**WHAT TO PRODUCE:** Transcribe the listing verbatim. Do not carry over any pictures.
** BEGIN MATERIAL PROVIDED **
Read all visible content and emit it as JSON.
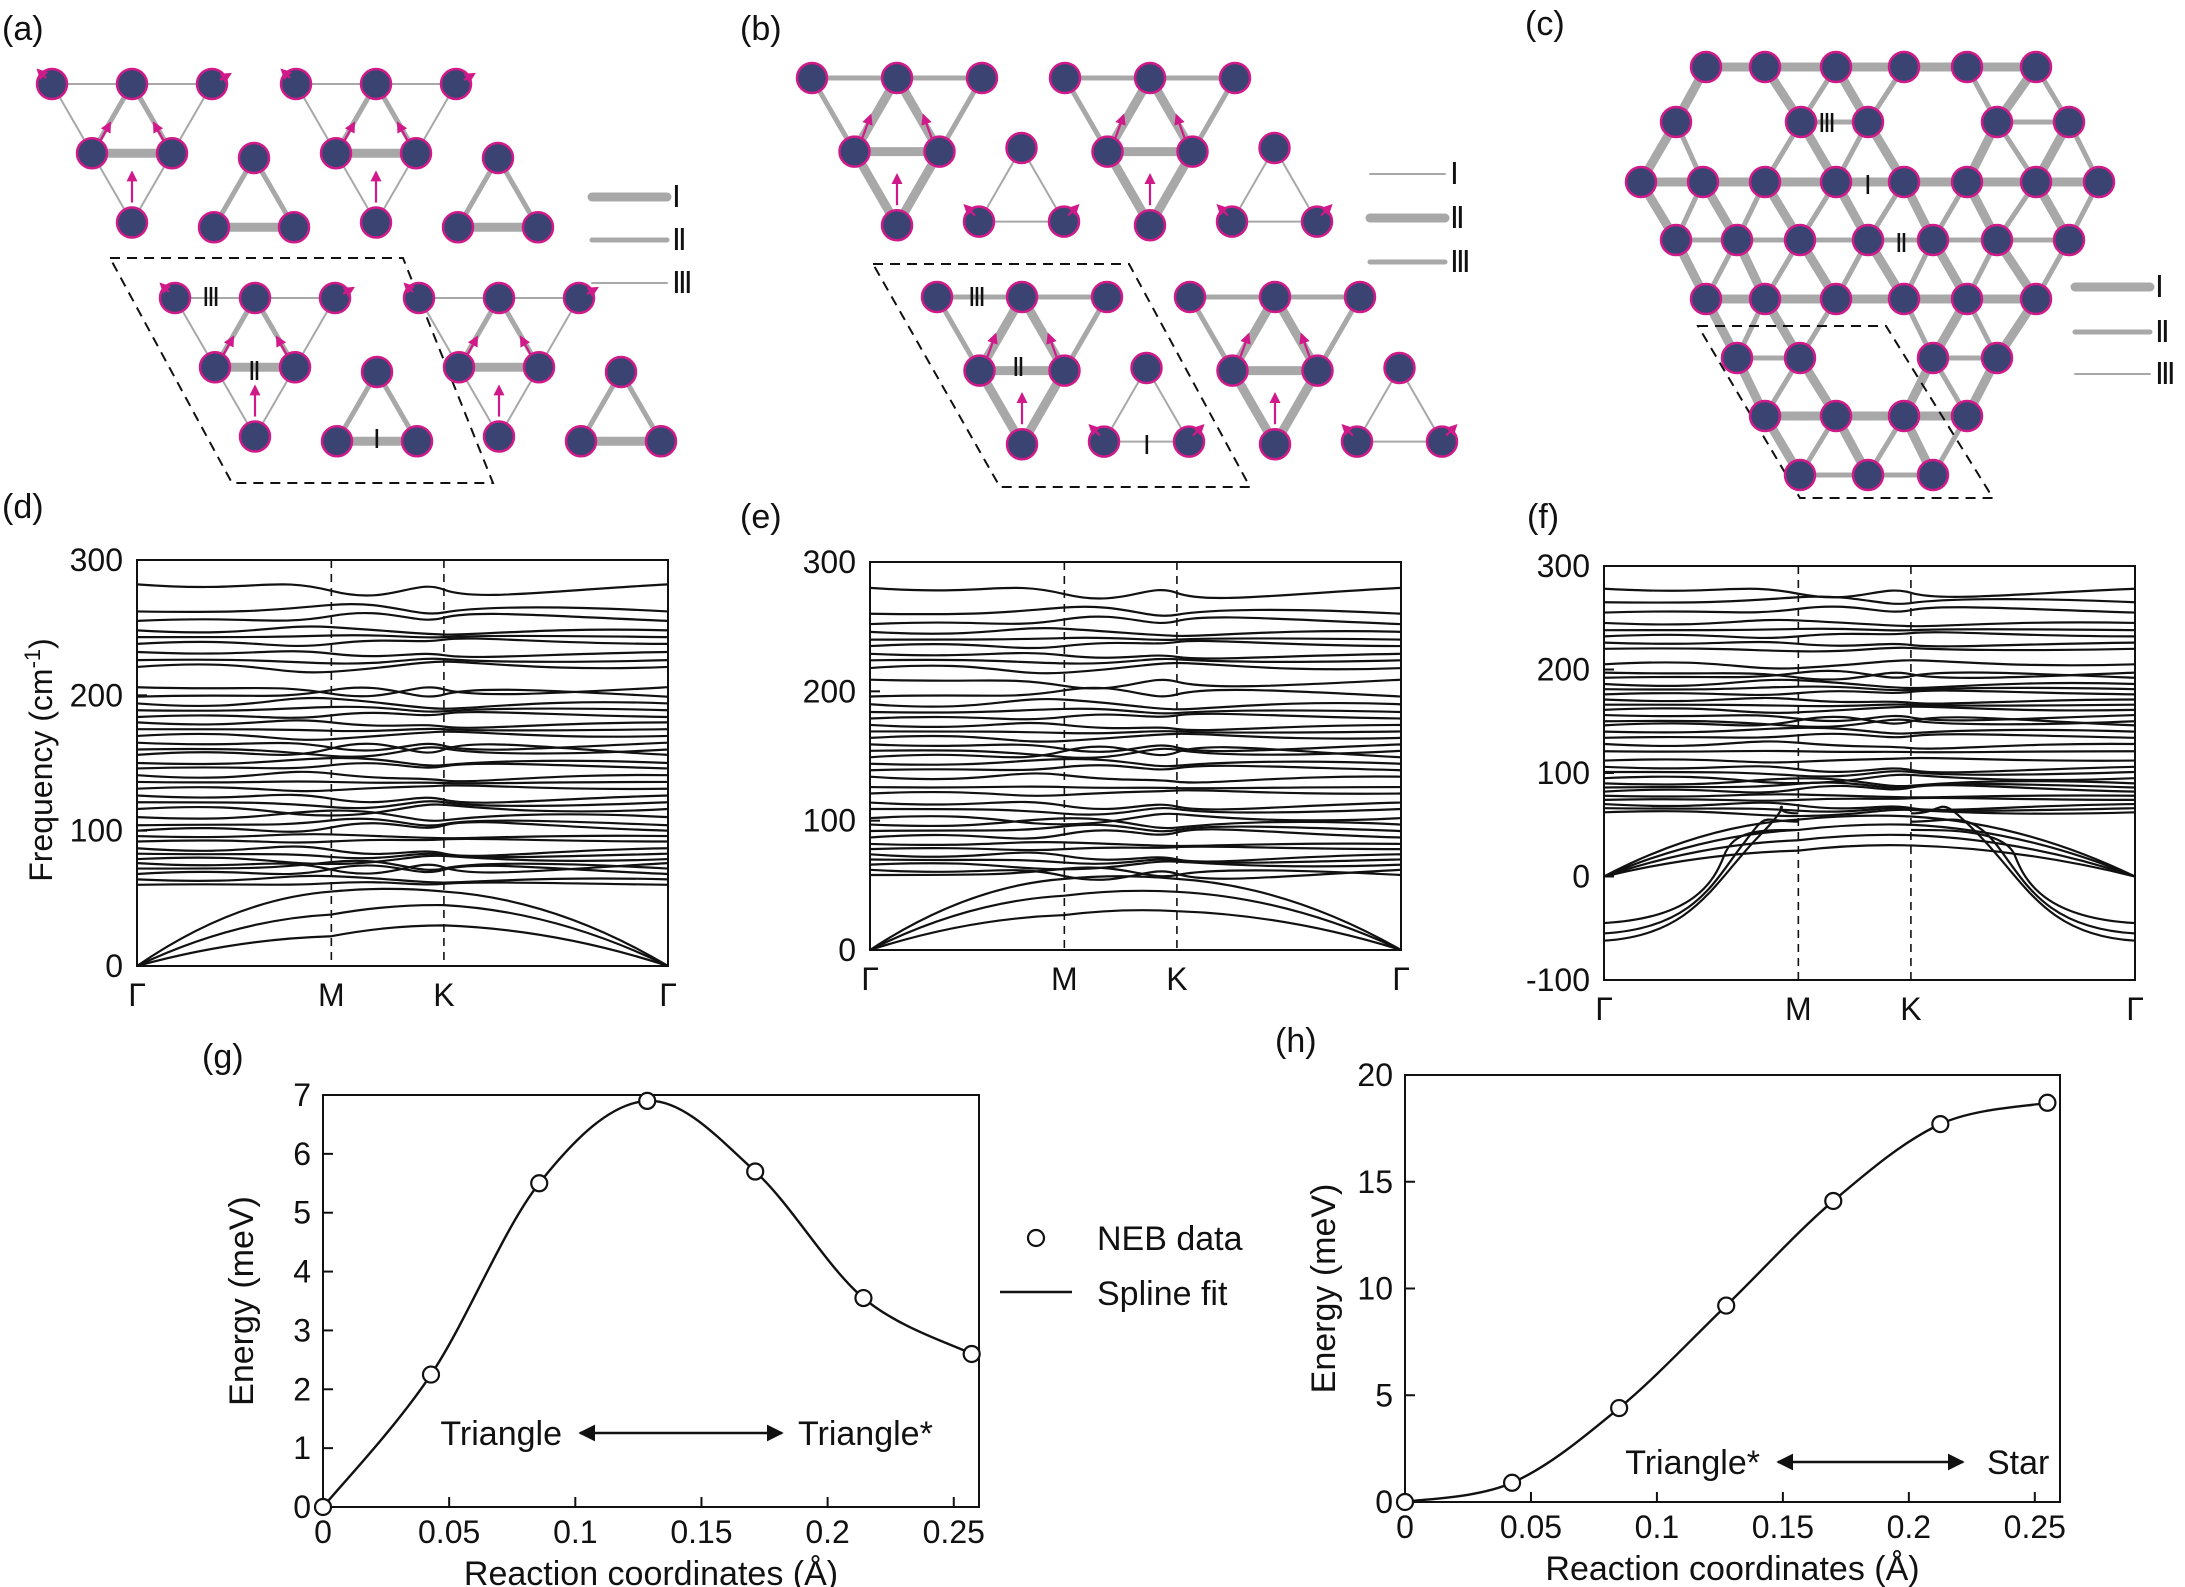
{
  "panel_labels": {
    "a": "(a)",
    "b": "(b)",
    "c": "(c)",
    "d": "(d)",
    "e": "(e)",
    "f": "(f)",
    "g": "(g)",
    "h": "(h)"
  },
  "bond_legend": {
    "I": "Ⅰ",
    "II": "Ⅱ",
    "III": "Ⅲ"
  },
  "lattice_labels": {
    "I": "Ⅰ",
    "II": "Ⅱ",
    "III": "Ⅲ"
  },
  "colors": {
    "atom": "#3a4372",
    "atom_edge": "#d11a8a",
    "bond": "#a8a8a8",
    "arrow": "#d11a8a",
    "line": "#111111"
  },
  "chart_data": [
    {
      "id": "d",
      "type": "line",
      "title": "",
      "ylabel": "Frequency (cm-1)",
      "ylabel_parts": {
        "pre": "Frequency (cm",
        "sup": "-1",
        "post": ")"
      },
      "xlabel": "",
      "k_labels": [
        "Γ",
        "M",
        "K",
        "Γ"
      ],
      "ylim": [
        0,
        300
      ],
      "yticks": [
        0,
        100,
        200,
        300
      ],
      "optical_bands_cm1": [
        282,
        262,
        255,
        248,
        243,
        238,
        232,
        226,
        221,
        206,
        199,
        194,
        189,
        184,
        180,
        175,
        170,
        165,
        160,
        156,
        150,
        146,
        141,
        136,
        131,
        126,
        121,
        116,
        110,
        104,
        100,
        96,
        92,
        87,
        83,
        79,
        76,
        72,
        68,
        64,
        60
      ],
      "acoustic_endpoints_cm1": {
        "M": [
          22,
          38,
          55
        ],
        "K": [
          30,
          45,
          55
        ]
      }
    },
    {
      "id": "e",
      "type": "line",
      "title": "",
      "ylabel": "",
      "xlabel": "",
      "k_labels": [
        "Γ",
        "M",
        "K",
        "Γ"
      ],
      "ylim": [
        0,
        300
      ],
      "yticks": [
        0,
        100,
        200,
        300
      ],
      "optical_bands_cm1": [
        280,
        260,
        252,
        246,
        240,
        235,
        229,
        224,
        218,
        209,
        196,
        190,
        184,
        179,
        174,
        169,
        164,
        159,
        154,
        149,
        144,
        139,
        134,
        126,
        121,
        114,
        109,
        102,
        97,
        92,
        87,
        82,
        78,
        74,
        70,
        66,
        62,
        58
      ],
      "acoustic_endpoints_cm1": {
        "M": [
          27,
          42,
          55
        ],
        "K": [
          30,
          45,
          55
        ]
      }
    },
    {
      "id": "f",
      "type": "line",
      "title": "",
      "ylabel": "",
      "xlabel": "",
      "k_labels": [
        "Γ",
        "M",
        "K",
        "Γ"
      ],
      "ylim": [
        -100,
        300
      ],
      "yticks": [
        -100,
        0,
        100,
        200,
        300
      ],
      "optical_bands_cm1": [
        278,
        265,
        255,
        245,
        238,
        232,
        226,
        220,
        205,
        197,
        192,
        186,
        181,
        176,
        171,
        166,
        161,
        156,
        150,
        146,
        140,
        134,
        128,
        121,
        112,
        106,
        101,
        95,
        90,
        86,
        82,
        78,
        74,
        70,
        66,
        62
      ],
      "imaginary_modes_at_Gamma_cm1": [
        -45,
        -55,
        -62
      ],
      "acoustic_endpoints_cm1": {
        "M": [
          25,
          35,
          45,
          55
        ],
        "K": [
          30,
          40,
          50,
          58
        ]
      }
    },
    {
      "id": "g",
      "type": "scatter",
      "title": "",
      "xlabel": "Reaction coordinates (Å)",
      "ylabel": "Energy (meV)",
      "xlim": [
        0,
        0.26
      ],
      "ylim": [
        0,
        7
      ],
      "xticks": [
        0,
        0.05,
        0.1,
        0.15,
        0.2,
        0.25
      ],
      "xtick_labels": [
        "0",
        "0.05",
        "0.1",
        "0.15",
        "0.2",
        "0.25"
      ],
      "yticks": [
        0,
        1,
        2,
        3,
        4,
        5,
        6,
        7
      ],
      "series": [
        {
          "name": "NEB data",
          "style": "open-circle",
          "x": [
            0,
            0.0428,
            0.0857,
            0.1285,
            0.1713,
            0.2142,
            0.2571
          ],
          "y": [
            0,
            2.25,
            5.5,
            6.9,
            5.7,
            3.55,
            2.6
          ]
        },
        {
          "name": "Spline fit",
          "style": "line"
        }
      ],
      "annotation": {
        "left": "Triangle",
        "right": "Triangle*"
      },
      "legend": [
        {
          "marker": "circle",
          "label": "NEB data"
        },
        {
          "marker": "line",
          "label": "Spline fit"
        }
      ]
    },
    {
      "id": "h",
      "type": "scatter",
      "title": "",
      "xlabel": "Reaction coordinates (Å)",
      "ylabel": "Energy (meV)",
      "xlim": [
        0,
        0.26
      ],
      "ylim": [
        0,
        20
      ],
      "xticks": [
        0,
        0.05,
        0.1,
        0.15,
        0.2,
        0.25
      ],
      "xtick_labels": [
        "0",
        "0.05",
        "0.1",
        "0.15",
        "0.2",
        "0.25"
      ],
      "yticks": [
        0,
        5,
        10,
        15,
        20
      ],
      "series": [
        {
          "name": "NEB data",
          "style": "open-circle",
          "x": [
            0,
            0.0425,
            0.085,
            0.1275,
            0.17,
            0.2125,
            0.255
          ],
          "y": [
            0,
            0.9,
            4.4,
            9.2,
            14.1,
            17.7,
            18.7
          ]
        },
        {
          "name": "Spline fit",
          "style": "line"
        }
      ],
      "annotation": {
        "left": "Triangle*",
        "right": "Star"
      }
    }
  ]
}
** END MATERIAL PROVIDED **
**IN RESPONSE:**
Read all visible content and emit it as JSON.
{
  "panel_labels": {
    "a": "(a)",
    "b": "(b)",
    "c": "(c)",
    "d": "(d)",
    "e": "(e)",
    "f": "(f)",
    "g": "(g)",
    "h": "(h)"
  },
  "bond_legend": {
    "I": "Ⅰ",
    "II": "Ⅱ",
    "III": "Ⅲ"
  },
  "lattice_labels": {
    "I": "Ⅰ",
    "II": "Ⅱ",
    "III": "Ⅲ"
  },
  "colors": {
    "atom": "#3a4372",
    "atom_edge": "#d11a8a",
    "bond": "#a8a8a8",
    "arrow": "#d11a8a",
    "line": "#111111"
  },
  "chart_data": [
    {
      "id": "d",
      "type": "line",
      "title": "",
      "ylabel": "Frequency (cm-1)",
      "ylabel_parts": {
        "pre": "Frequency (cm",
        "sup": "-1",
        "post": ")"
      },
      "xlabel": "",
      "k_labels": [
        "Γ",
        "M",
        "K",
        "Γ"
      ],
      "ylim": [
        0,
        300
      ],
      "yticks": [
        0,
        100,
        200,
        300
      ],
      "optical_bands_cm1": [
        282,
        262,
        255,
        248,
        243,
        238,
        232,
        226,
        221,
        206,
        199,
        194,
        189,
        184,
        180,
        175,
        170,
        165,
        160,
        156,
        150,
        146,
        141,
        136,
        131,
        126,
        121,
        116,
        110,
        104,
        100,
        96,
        92,
        87,
        83,
        79,
        76,
        72,
        68,
        64,
        60
      ],
      "acoustic_endpoints_cm1": {
        "M": [
          22,
          38,
          55
        ],
        "K": [
          30,
          45,
          55
        ]
      }
    },
    {
      "id": "e",
      "type": "line",
      "title": "",
      "ylabel": "",
      "xlabel": "",
      "k_labels": [
        "Γ",
        "M",
        "K",
        "Γ"
      ],
      "ylim": [
        0,
        300
      ],
      "yticks": [
        0,
        100,
        200,
        300
      ],
      "optical_bands_cm1": [
        280,
        260,
        252,
        246,
        240,
        235,
        229,
        224,
        218,
        209,
        196,
        190,
        184,
        179,
        174,
        169,
        164,
        159,
        154,
        149,
        144,
        139,
        134,
        126,
        121,
        114,
        109,
        102,
        97,
        92,
        87,
        82,
        78,
        74,
        70,
        66,
        62,
        58
      ],
      "acoustic_endpoints_cm1": {
        "M": [
          27,
          42,
          55
        ],
        "K": [
          30,
          45,
          55
        ]
      }
    },
    {
      "id": "f",
      "type": "line",
      "title": "",
      "ylabel": "",
      "xlabel": "",
      "k_labels": [
        "Γ",
        "M",
        "K",
        "Γ"
      ],
      "ylim": [
        -100,
        300
      ],
      "yticks": [
        -100,
        0,
        100,
        200,
        300
      ],
      "optical_bands_cm1": [
        278,
        265,
        255,
        245,
        238,
        232,
        226,
        220,
        205,
        197,
        192,
        186,
        181,
        176,
        171,
        166,
        161,
        156,
        150,
        146,
        140,
        134,
        128,
        121,
        112,
        106,
        101,
        95,
        90,
        86,
        82,
        78,
        74,
        70,
        66,
        62
      ],
      "imaginary_modes_at_Gamma_cm1": [
        -45,
        -55,
        -62
      ],
      "acoustic_endpoints_cm1": {
        "M": [
          25,
          35,
          45,
          55
        ],
        "K": [
          30,
          40,
          50,
          58
        ]
      }
    },
    {
      "id": "g",
      "type": "scatter",
      "title": "",
      "xlabel": "Reaction coordinates (Å)",
      "ylabel": "Energy (meV)",
      "xlim": [
        0,
        0.26
      ],
      "ylim": [
        0,
        7
      ],
      "xticks": [
        0,
        0.05,
        0.1,
        0.15,
        0.2,
        0.25
      ],
      "xtick_labels": [
        "0",
        "0.05",
        "0.1",
        "0.15",
        "0.2",
        "0.25"
      ],
      "yticks": [
        0,
        1,
        2,
        3,
        4,
        5,
        6,
        7
      ],
      "series": [
        {
          "name": "NEB data",
          "style": "open-circle",
          "x": [
            0,
            0.0428,
            0.0857,
            0.1285,
            0.1713,
            0.2142,
            0.2571
          ],
          "y": [
            0,
            2.25,
            5.5,
            6.9,
            5.7,
            3.55,
            2.6
          ]
        },
        {
          "name": "Spline fit",
          "style": "line"
        }
      ],
      "annotation": {
        "left": "Triangle",
        "right": "Triangle*"
      },
      "legend": [
        {
          "marker": "circle",
          "label": "NEB data"
        },
        {
          "marker": "line",
          "label": "Spline fit"
        }
      ]
    },
    {
      "id": "h",
      "type": "scatter",
      "title": "",
      "xlabel": "Reaction coordinates (Å)",
      "ylabel": "Energy (meV)",
      "xlim": [
        0,
        0.26
      ],
      "ylim": [
        0,
        20
      ],
      "xticks": [
        0,
        0.05,
        0.1,
        0.15,
        0.2,
        0.25
      ],
      "xtick_labels": [
        "0",
        "0.05",
        "0.1",
        "0.15",
        "0.2",
        "0.25"
      ],
      "yticks": [
        0,
        5,
        10,
        15,
        20
      ],
      "series": [
        {
          "name": "NEB data",
          "style": "open-circle",
          "x": [
            0,
            0.0425,
            0.085,
            0.1275,
            0.17,
            0.2125,
            0.255
          ],
          "y": [
            0,
            0.9,
            4.4,
            9.2,
            14.1,
            17.7,
            18.7
          ]
        },
        {
          "name": "Spline fit",
          "style": "line"
        }
      ],
      "annotation": {
        "left": "Triangle*",
        "right": "Star"
      }
    }
  ]
}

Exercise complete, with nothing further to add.